> _Goal of the exercise_
Reproduce the records below exactly as they appear, omitting any pictures they contain.

> _Dataset entries_
◆ ◆ ◆
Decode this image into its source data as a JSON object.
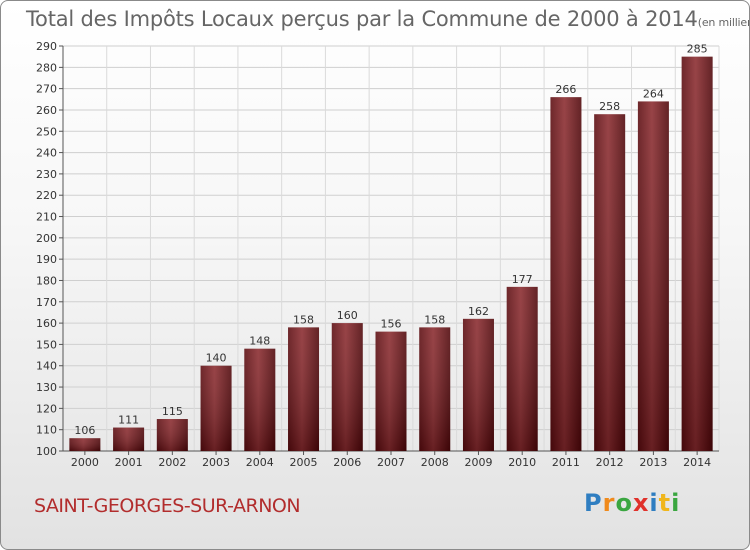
{
  "header": {
    "title": "Total des Impôts Locaux perçus par la Commune de 2000 à 2014",
    "unit": "(en milliers d'€)"
  },
  "footer": {
    "commune": "SAINT-GEORGES-SUR-ARNON",
    "logo": "Proxiti",
    "logo_letters": [
      {
        "ch": "P",
        "color": "#2f7ec1"
      },
      {
        "ch": "r",
        "color": "#f08a1c"
      },
      {
        "ch": "o",
        "color": "#3aa640"
      },
      {
        "ch": "x",
        "color": "#e0312b"
      },
      {
        "ch": "i",
        "color": "#2f7ec1"
      },
      {
        "ch": "t",
        "color": "#f0b61c"
      },
      {
        "ch": "i",
        "color": "#3aa640"
      }
    ]
  },
  "chart_data": {
    "type": "bar",
    "title": "Total des Impôts Locaux perçus par la Commune de 2000 à 2014",
    "ylabel": "(en milliers d'€)",
    "xlabel": "",
    "categories": [
      "2000",
      "2001",
      "2002",
      "2003",
      "2004",
      "2005",
      "2006",
      "2007",
      "2008",
      "2009",
      "2010",
      "2011",
      "2012",
      "2013",
      "2014"
    ],
    "values": [
      106,
      111,
      115,
      140,
      148,
      158,
      160,
      156,
      158,
      162,
      177,
      266,
      258,
      264,
      285
    ],
    "ylim": [
      100,
      290
    ],
    "yticks": [
      100,
      110,
      120,
      130,
      140,
      150,
      160,
      170,
      180,
      190,
      200,
      210,
      220,
      230,
      240,
      250,
      260,
      270,
      280,
      290
    ],
    "grid": true,
    "bar_color": "#6e1015"
  }
}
◆ ◆ ◆
> _Answer to this exercise_
Decode this image into its source data as a JSON object.
{
  "header": {
    "title": "Total des Impôts Locaux perçus par la Commune de 2000 à 2014",
    "unit": "(en milliers d'€)"
  },
  "footer": {
    "commune": "SAINT-GEORGES-SUR-ARNON",
    "logo": "Proxiti",
    "logo_letters": [
      {
        "ch": "P",
        "color": "#2f7ec1"
      },
      {
        "ch": "r",
        "color": "#f08a1c"
      },
      {
        "ch": "o",
        "color": "#3aa640"
      },
      {
        "ch": "x",
        "color": "#e0312b"
      },
      {
        "ch": "i",
        "color": "#2f7ec1"
      },
      {
        "ch": "t",
        "color": "#f0b61c"
      },
      {
        "ch": "i",
        "color": "#3aa640"
      }
    ]
  },
  "chart_data": {
    "type": "bar",
    "title": "Total des Impôts Locaux perçus par la Commune de 2000 à 2014",
    "ylabel": "(en milliers d'€)",
    "xlabel": "",
    "categories": [
      "2000",
      "2001",
      "2002",
      "2003",
      "2004",
      "2005",
      "2006",
      "2007",
      "2008",
      "2009",
      "2010",
      "2011",
      "2012",
      "2013",
      "2014"
    ],
    "values": [
      106,
      111,
      115,
      140,
      148,
      158,
      160,
      156,
      158,
      162,
      177,
      266,
      258,
      264,
      285
    ],
    "ylim": [
      100,
      290
    ],
    "yticks": [
      100,
      110,
      120,
      130,
      140,
      150,
      160,
      170,
      180,
      190,
      200,
      210,
      220,
      230,
      240,
      250,
      260,
      270,
      280,
      290
    ],
    "grid": true,
    "bar_color": "#6e1015"
  }
}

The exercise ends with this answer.